Return the records, each one exactly as written.

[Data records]
>> begin

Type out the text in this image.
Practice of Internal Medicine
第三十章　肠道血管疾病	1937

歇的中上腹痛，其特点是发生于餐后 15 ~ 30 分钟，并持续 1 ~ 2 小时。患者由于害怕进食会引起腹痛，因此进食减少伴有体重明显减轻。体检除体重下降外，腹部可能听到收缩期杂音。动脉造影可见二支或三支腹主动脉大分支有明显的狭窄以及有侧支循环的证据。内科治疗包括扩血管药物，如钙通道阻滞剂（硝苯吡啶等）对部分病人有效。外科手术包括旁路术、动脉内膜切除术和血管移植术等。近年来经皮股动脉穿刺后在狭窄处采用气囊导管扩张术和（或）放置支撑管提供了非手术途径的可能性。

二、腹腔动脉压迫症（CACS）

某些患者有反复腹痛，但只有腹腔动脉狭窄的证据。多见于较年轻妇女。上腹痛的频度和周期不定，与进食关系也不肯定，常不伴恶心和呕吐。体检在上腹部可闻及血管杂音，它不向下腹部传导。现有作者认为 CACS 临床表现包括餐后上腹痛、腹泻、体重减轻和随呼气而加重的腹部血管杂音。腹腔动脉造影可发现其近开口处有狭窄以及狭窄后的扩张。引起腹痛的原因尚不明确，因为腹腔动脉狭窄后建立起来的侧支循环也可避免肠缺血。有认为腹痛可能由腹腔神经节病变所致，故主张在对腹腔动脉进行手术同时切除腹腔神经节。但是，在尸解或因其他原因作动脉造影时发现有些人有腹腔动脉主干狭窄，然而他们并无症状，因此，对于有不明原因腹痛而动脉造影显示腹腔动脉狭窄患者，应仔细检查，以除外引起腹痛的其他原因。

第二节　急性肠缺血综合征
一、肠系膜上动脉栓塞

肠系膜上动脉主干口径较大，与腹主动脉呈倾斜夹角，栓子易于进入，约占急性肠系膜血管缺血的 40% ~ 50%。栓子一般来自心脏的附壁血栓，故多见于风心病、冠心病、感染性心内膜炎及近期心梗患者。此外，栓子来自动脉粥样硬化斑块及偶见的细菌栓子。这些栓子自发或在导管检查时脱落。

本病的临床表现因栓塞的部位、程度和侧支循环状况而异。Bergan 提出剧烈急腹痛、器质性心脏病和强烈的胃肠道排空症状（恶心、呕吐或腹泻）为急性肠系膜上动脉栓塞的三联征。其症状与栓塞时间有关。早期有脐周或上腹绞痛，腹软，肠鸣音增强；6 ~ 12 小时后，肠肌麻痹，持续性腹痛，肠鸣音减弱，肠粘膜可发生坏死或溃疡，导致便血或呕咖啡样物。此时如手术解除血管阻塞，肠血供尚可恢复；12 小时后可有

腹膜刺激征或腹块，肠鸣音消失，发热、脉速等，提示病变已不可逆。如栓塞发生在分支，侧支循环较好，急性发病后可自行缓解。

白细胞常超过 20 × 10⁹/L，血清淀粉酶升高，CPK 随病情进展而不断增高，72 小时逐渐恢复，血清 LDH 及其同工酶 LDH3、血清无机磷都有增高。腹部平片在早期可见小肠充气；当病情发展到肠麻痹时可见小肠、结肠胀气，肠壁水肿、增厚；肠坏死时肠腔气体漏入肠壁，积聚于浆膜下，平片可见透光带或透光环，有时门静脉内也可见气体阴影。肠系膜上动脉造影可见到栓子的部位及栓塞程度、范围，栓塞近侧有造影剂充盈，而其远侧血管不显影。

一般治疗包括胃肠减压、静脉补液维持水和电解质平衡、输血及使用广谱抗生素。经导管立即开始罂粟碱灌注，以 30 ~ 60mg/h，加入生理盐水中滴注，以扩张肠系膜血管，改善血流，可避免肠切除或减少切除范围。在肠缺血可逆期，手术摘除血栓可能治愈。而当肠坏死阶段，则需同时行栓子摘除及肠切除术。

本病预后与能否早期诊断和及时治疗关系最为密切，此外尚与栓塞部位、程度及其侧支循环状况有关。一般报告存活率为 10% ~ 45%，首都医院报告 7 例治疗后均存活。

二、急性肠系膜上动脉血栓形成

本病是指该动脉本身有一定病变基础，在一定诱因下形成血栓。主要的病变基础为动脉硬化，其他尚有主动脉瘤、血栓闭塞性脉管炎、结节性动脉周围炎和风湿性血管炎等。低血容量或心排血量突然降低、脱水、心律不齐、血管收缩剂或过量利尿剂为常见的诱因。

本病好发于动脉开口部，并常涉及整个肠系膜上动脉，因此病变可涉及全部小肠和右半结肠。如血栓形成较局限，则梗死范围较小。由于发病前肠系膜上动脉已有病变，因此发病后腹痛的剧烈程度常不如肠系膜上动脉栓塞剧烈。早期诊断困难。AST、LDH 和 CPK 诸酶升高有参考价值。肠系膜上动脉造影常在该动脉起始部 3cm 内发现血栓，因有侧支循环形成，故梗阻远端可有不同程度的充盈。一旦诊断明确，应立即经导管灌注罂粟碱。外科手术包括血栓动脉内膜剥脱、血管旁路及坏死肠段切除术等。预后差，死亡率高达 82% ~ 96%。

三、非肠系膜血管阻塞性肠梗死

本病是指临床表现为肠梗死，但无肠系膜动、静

>> end

[OUTPUT]
Type out the text in this image.
Practice of Internal Medicine
第三十章　肠道血管疾病	1937

歇的中上腹痛，其特点是发生于餐后 15 ~ 30 分钟，并持续 1 ~ 2 小时。患者由于害怕进食会引起腹痛，因此进食减少伴有体重明显减轻。体检除体重下降外，腹部可能听到收缩期杂音。动脉造影可见二支或三支腹主动脉大分支有明显的狭窄以及有侧支循环的证据。内科治疗包括扩血管药物，如钙通道阻滞剂（硝苯吡啶等）对部分病人有效。外科手术包括旁路术、动脉内膜切除术和血管移植术等。近年来经皮股动脉穿刺后在狭窄处采用气囊导管扩张术和（或）放置支撑管提供了非手术途径的可能性。

二、腹腔动脉压迫症（CACS）

某些患者有反复腹痛，但只有腹腔动脉狭窄的证据。多见于较年轻妇女。上腹痛的频度和周期不定，与进食关系也不肯定，常不伴恶心和呕吐。体检在上腹部可闻及血管杂音，它不向下腹部传导。现有作者认为 CACS 临床表现包括餐后上腹痛、腹泻、体重减轻和随呼气而加重的腹部血管杂音。腹腔动脉造影可发现其近开口处有狭窄以及狭窄后的扩张。引起腹痛的原因尚不明确，因为腹腔动脉狭窄后建立起来的侧支循环也可避免肠缺血。有认为腹痛可能由腹腔神经节病变所致，故主张在对腹腔动脉进行手术同时切除腹腔神经节。但是，在尸解或因其他原因作动脉造影时发现有些人有腹腔动脉主干狭窄，然而他们并无症状，因此，对于有不明原因腹痛而动脉造影显示腹腔动脉狭窄患者，应仔细检查，以除外引起腹痛的其他原因。

第二节　急性肠缺血综合征
一、肠系膜上动脉栓塞

肠系膜上动脉主干口径较大，与腹主动脉呈倾斜夹角，栓子易于进入，约占急性肠系膜血管缺血的 40% ~ 50%。栓子一般来自心脏的附壁血栓，故多见于风心病、冠心病、感染性心内膜炎及近期心梗患者。此外，栓子来自动脉粥样硬化斑块及偶见的细菌栓子。这些栓子自发或在导管检查时脱落。

本病的临床表现因栓塞的部位、程度和侧支循环状况而异。Bergan 提出剧烈急腹痛、器质性心脏病和强烈的胃肠道排空症状（恶心、呕吐或腹泻）为急性肠系膜上动脉栓塞的三联征。其症状与栓塞时间有关。早期有脐周或上腹绞痛，腹软，肠鸣音增强；6 ~ 12 小时后，肠肌麻痹，持续性腹痛，肠鸣音减弱，肠粘膜可发生坏死或溃疡，导致便血或呕咖啡样物。此时如手术解除血管阻塞，肠血供尚可恢复；12 小时后可有

腹膜刺激征或腹块，肠鸣音消失，发热、脉速等，提示病变已不可逆。如栓塞发生在分支，侧支循环较好，急性发病后可自行缓解。

白细胞常超过 20 × 10⁹/L，血清淀粉酶升高，CPK 随病情进展而不断增高，72 小时逐渐恢复，血清 LDH 及其同工酶 LDH3、血清无机磷都有增高。腹部平片在早期可见小肠充气；当病情发展到肠麻痹时可见小肠、结肠胀气，肠壁水肿、增厚；肠坏死时肠腔气体漏入肠壁，积聚于浆膜下，平片可见透光带或透光环，有时门静脉内也可见气体阴影。肠系膜上动脉造影可见到栓子的部位及栓塞程度、范围，栓塞近侧有造影剂充盈，而其远侧血管不显影。

一般治疗包括胃肠减压、静脉补液维持水和电解质平衡、输血及使用广谱抗生素。经导管立即开始罂粟碱灌注，以 30 ~ 60mg/h，加入生理盐水中滴注，以扩张肠系膜血管，改善血流，可避免肠切除或减少切除范围。在肠缺血可逆期，手术摘除血栓可能治愈。而当肠坏死阶段，则需同时行栓子摘除及肠切除术。

本病预后与能否早期诊断和及时治疗关系最为密切，此外尚与栓塞部位、程度及其侧支循环状况有关。一般报告存活率为 10% ~ 45%，首都医院报告 7 例治疗后均存活。

二、急性肠系膜上动脉血栓形成

本病是指该动脉本身有一定病变基础，在一定诱因下形成血栓。主要的病变基础为动脉硬化，其他尚有主动脉瘤、血栓闭塞性脉管炎、结节性动脉周围炎和风湿性血管炎等。低血容量或心排血量突然降低、脱水、心律不齐、血管收缩剂或过量利尿剂为常见的诱因。

本病好发于动脉开口部，并常涉及整个肠系膜上动脉，因此病变可涉及全部小肠和右半结肠。如血栓形成较局限，则梗死范围较小。由于发病前肠系膜上动脉已有病变，因此发病后腹痛的剧烈程度常不如肠系膜上动脉栓塞剧烈。早期诊断困难。AST、LDH 和 CPK 诸酶升高有参考价值。肠系膜上动脉造影常在该动脉起始部 3cm 内发现血栓，因有侧支循环形成，故梗阻远端可有不同程度的充盈。一旦诊断明确，应立即经导管灌注罂粟碱。外科手术包括血栓动脉内膜剥脱、血管旁路及坏死肠段切除术等。预后差，死亡率高达 82% ~ 96%。

三、非肠系膜血管阻塞性肠梗死

本病是指临床表现为肠梗死，但无肠系膜动、静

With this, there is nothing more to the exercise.